• **WORK INSTRUCTIONS**: Can you transcribe every entry word for word, skipping the images?

• **INPUT DATA**:
:::

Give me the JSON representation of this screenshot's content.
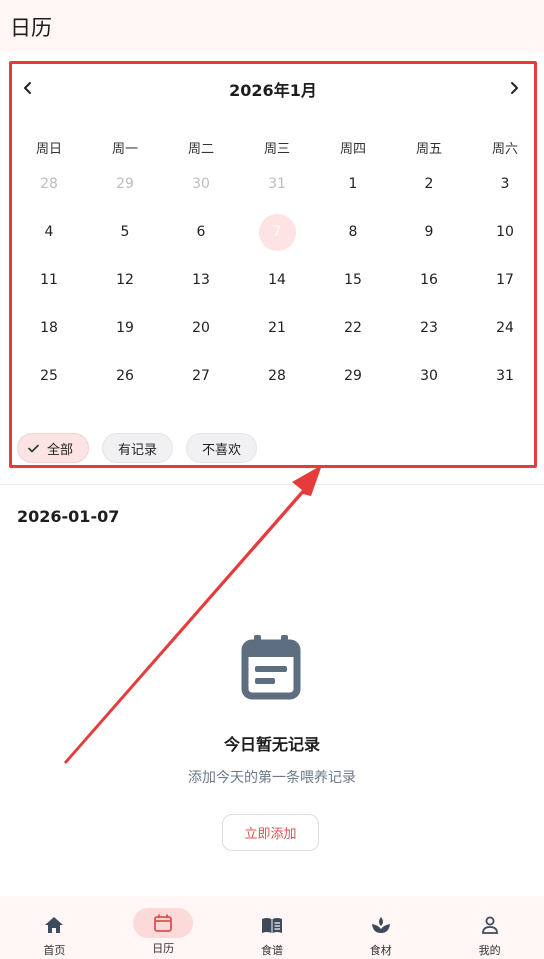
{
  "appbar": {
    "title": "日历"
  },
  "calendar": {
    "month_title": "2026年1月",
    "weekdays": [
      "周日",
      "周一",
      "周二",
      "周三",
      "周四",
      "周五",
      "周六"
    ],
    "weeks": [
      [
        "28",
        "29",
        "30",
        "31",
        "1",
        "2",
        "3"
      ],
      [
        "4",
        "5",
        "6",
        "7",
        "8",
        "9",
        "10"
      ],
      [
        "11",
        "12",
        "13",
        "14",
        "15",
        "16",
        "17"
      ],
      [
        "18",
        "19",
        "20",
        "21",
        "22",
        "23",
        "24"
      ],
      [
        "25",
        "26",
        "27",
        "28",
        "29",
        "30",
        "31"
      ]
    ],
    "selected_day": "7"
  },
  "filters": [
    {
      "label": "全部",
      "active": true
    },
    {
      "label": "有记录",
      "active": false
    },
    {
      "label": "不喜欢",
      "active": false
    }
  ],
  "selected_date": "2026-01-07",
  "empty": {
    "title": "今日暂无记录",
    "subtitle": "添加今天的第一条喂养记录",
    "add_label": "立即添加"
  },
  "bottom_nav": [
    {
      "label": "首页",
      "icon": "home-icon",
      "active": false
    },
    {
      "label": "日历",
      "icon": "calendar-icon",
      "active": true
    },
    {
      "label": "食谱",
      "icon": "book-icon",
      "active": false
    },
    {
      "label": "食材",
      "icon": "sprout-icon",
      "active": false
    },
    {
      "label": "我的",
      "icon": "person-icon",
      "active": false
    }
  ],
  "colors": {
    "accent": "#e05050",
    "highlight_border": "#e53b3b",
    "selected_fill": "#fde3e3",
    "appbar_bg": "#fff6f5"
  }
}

:::

• **FULL RESPONSE**:
Give me the JSON representation of this screenshot's content.
{
  "appbar": {
    "title": "日历"
  },
  "calendar": {
    "month_title": "2026年1月",
    "weekdays": [
      "周日",
      "周一",
      "周二",
      "周三",
      "周四",
      "周五",
      "周六"
    ],
    "weeks": [
      [
        "28",
        "29",
        "30",
        "31",
        "1",
        "2",
        "3"
      ],
      [
        "4",
        "5",
        "6",
        "7",
        "8",
        "9",
        "10"
      ],
      [
        "11",
        "12",
        "13",
        "14",
        "15",
        "16",
        "17"
      ],
      [
        "18",
        "19",
        "20",
        "21",
        "22",
        "23",
        "24"
      ],
      [
        "25",
        "26",
        "27",
        "28",
        "29",
        "30",
        "31"
      ]
    ],
    "selected_day": "7"
  },
  "filters": [
    {
      "label": "全部",
      "active": true
    },
    {
      "label": "有记录",
      "active": false
    },
    {
      "label": "不喜欢",
      "active": false
    }
  ],
  "selected_date": "2026-01-07",
  "empty": {
    "title": "今日暂无记录",
    "subtitle": "添加今天的第一条喂养记录",
    "add_label": "立即添加"
  },
  "bottom_nav": [
    {
      "label": "首页",
      "icon": "home-icon",
      "active": false
    },
    {
      "label": "日历",
      "icon": "calendar-icon",
      "active": true
    },
    {
      "label": "食谱",
      "icon": "book-icon",
      "active": false
    },
    {
      "label": "食材",
      "icon": "sprout-icon",
      "active": false
    },
    {
      "label": "我的",
      "icon": "person-icon",
      "active": false
    }
  ],
  "colors": {
    "accent": "#e05050",
    "highlight_border": "#e53b3b",
    "selected_fill": "#fde3e3",
    "appbar_bg": "#fff6f5"
  }
}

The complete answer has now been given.